Work out how many lines of the listing hold "Sales", then state only that count.

★ ★ ★ ★ ★

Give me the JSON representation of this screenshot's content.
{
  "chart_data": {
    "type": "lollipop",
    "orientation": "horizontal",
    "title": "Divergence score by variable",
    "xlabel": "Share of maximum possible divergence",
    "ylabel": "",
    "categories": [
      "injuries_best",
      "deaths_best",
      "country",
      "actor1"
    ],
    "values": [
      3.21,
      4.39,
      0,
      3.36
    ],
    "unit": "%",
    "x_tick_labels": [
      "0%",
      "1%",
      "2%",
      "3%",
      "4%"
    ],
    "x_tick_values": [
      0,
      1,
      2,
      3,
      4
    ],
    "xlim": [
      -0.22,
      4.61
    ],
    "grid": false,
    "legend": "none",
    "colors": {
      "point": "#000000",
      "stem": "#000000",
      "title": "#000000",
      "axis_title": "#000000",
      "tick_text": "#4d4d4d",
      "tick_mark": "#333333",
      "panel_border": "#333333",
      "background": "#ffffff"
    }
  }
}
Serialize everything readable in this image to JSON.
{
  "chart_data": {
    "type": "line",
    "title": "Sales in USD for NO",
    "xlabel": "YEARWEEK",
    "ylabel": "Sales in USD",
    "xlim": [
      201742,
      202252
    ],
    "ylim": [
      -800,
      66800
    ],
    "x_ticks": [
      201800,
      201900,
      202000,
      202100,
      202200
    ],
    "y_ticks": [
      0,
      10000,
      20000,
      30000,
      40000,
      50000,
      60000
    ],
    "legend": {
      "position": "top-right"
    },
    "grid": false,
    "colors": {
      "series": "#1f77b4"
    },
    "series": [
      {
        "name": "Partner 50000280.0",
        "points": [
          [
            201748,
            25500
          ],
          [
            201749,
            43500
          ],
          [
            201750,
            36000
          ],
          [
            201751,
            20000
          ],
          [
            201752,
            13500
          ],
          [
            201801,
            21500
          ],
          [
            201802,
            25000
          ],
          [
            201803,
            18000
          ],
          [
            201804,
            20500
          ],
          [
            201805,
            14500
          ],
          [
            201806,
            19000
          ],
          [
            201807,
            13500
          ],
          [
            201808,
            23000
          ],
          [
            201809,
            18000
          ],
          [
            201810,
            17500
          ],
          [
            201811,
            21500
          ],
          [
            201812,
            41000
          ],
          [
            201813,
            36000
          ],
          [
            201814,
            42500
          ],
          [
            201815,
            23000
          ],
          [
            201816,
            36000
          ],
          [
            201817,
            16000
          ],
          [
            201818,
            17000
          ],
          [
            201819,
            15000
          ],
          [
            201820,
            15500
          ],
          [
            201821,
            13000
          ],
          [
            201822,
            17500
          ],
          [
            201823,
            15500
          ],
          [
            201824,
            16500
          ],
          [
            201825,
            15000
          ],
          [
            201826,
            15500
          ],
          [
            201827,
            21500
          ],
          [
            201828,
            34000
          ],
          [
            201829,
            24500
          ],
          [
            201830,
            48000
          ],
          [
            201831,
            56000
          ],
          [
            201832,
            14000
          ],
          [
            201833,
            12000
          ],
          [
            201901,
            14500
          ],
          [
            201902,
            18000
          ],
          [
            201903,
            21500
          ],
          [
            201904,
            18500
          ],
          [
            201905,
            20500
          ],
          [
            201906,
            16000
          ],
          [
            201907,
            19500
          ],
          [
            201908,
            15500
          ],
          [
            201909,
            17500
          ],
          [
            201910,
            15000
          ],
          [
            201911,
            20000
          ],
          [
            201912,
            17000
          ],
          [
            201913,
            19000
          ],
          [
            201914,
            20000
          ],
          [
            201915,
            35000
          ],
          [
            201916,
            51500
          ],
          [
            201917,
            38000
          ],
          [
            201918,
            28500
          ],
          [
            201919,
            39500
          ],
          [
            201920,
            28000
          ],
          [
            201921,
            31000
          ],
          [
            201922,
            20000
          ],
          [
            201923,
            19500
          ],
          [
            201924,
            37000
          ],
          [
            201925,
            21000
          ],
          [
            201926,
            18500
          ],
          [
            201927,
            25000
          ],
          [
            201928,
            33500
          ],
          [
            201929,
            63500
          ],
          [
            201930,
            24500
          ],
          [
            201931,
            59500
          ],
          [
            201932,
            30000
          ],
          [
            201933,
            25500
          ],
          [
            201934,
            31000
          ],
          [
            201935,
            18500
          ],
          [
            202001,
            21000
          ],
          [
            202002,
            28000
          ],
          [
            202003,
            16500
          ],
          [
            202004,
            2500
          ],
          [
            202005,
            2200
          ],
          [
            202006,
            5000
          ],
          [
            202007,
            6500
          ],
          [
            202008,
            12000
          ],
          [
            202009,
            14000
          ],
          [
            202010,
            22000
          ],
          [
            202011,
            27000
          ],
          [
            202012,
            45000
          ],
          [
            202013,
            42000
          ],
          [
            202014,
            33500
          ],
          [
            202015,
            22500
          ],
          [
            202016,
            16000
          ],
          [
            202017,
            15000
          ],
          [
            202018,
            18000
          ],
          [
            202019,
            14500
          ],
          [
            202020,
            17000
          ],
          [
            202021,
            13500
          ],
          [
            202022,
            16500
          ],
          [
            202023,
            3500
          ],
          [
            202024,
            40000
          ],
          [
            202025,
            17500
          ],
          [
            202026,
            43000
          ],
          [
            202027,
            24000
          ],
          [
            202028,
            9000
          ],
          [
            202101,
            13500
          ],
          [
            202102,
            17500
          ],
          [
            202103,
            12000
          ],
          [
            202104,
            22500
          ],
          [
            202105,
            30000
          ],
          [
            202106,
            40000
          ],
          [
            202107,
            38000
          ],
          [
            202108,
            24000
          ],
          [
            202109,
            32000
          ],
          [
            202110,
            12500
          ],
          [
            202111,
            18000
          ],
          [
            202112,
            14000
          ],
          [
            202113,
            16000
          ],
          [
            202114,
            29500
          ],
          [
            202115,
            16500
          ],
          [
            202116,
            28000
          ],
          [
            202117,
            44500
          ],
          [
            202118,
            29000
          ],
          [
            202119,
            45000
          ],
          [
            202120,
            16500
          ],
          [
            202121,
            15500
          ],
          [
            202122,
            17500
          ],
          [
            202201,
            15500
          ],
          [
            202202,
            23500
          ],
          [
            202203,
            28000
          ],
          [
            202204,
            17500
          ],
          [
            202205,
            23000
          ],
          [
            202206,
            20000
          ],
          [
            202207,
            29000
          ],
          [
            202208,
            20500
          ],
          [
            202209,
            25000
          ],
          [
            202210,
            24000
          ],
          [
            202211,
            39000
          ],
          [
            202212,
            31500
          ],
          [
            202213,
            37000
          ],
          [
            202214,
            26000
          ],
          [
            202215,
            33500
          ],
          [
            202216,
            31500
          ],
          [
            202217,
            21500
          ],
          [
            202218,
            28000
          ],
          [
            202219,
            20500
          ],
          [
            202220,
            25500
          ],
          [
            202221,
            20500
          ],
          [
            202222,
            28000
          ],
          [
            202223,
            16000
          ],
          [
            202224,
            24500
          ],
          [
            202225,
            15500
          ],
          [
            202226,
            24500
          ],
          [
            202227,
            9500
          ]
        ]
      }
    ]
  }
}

★ ★ ★ ★ ★

Written reply » 2